START

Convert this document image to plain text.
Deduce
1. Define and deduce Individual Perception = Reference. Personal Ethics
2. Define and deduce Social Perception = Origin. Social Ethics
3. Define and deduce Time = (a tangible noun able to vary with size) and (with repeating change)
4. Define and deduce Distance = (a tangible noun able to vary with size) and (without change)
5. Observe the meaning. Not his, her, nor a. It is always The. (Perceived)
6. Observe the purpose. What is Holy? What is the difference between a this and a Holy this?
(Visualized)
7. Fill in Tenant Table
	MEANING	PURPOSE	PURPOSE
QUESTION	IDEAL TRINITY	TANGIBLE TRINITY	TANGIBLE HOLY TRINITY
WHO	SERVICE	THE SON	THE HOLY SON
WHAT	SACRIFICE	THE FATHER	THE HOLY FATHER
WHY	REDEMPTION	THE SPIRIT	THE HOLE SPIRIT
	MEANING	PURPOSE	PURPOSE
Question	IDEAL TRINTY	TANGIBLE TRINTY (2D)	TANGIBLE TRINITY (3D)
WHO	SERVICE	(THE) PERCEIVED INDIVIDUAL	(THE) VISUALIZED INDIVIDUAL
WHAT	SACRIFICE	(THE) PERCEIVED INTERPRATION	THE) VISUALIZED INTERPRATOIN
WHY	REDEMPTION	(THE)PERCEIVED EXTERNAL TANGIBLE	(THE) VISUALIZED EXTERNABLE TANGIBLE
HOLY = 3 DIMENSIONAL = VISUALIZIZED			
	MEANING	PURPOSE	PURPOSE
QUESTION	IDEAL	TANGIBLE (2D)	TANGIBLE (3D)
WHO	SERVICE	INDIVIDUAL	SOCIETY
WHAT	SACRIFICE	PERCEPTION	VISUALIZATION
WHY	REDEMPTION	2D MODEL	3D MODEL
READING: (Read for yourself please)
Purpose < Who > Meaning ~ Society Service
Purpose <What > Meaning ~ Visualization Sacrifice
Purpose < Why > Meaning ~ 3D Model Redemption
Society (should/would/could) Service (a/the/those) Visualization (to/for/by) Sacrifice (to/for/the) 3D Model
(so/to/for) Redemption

END

Extract all of the data shown above without alteration.

WRITTEN RESPONSE =
Convert this document image to plain text.
Deduce
1. Define and deduce Individual Perception = Reference. Personal Ethics
2. Define and deduce Social Perception = Origin. Social Ethics
3. Define and deduce Time = (a tangible noun able to vary with size) and (with repeating change)
4. Define and deduce Distance = (a tangible noun able to vary with size) and (without change)
5. Observe the meaning. Not his, her, nor a. It is always The. (Perceived)
6. Observe the purpose. What is Holy? What is the difference between a this and a Holy this?
(Visualized)
7. Fill in Tenant Table
	MEANING	PURPOSE	PURPOSE
QUESTION	IDEAL TRINITY	TANGIBLE TRINITY	TANGIBLE HOLY TRINITY
WHO	SERVICE	THE SON	THE HOLY SON
WHAT	SACRIFICE	THE FATHER	THE HOLY FATHER
WHY	REDEMPTION	THE SPIRIT	THE HOLE SPIRIT
	MEANING	PURPOSE	PURPOSE
Question	IDEAL TRINTY	TANGIBLE TRINTY (2D)	TANGIBLE TRINITY (3D)
WHO	SERVICE	(THE) PERCEIVED INDIVIDUAL	(THE) VISUALIZED INDIVIDUAL
WHAT	SACRIFICE	(THE) PERCEIVED INTERPRATION	THE) VISUALIZED INTERPRATOIN
WHY	REDEMPTION	(THE)PERCEIVED EXTERNAL TANGIBLE	(THE) VISUALIZED EXTERNABLE TANGIBLE
HOLY = 3 DIMENSIONAL = VISUALIZIZED			
	MEANING	PURPOSE	PURPOSE
QUESTION	IDEAL	TANGIBLE (2D)	TANGIBLE (3D)
WHO	SERVICE	INDIVIDUAL	SOCIETY
WHAT	SACRIFICE	PERCEPTION	VISUALIZATION
WHY	REDEMPTION	2D MODEL	3D MODEL
READING: (Read for yourself please)
Purpose < Who > Meaning ~ Society Service
Purpose <What > Meaning ~ Visualization Sacrifice
Purpose < Why > Meaning ~ 3D Model Redemption
Society (should/would/could) Service (a/the/those) Visualization (to/for/by) Sacrifice (to/for/the) 3D Model
(so/to/for) Redemption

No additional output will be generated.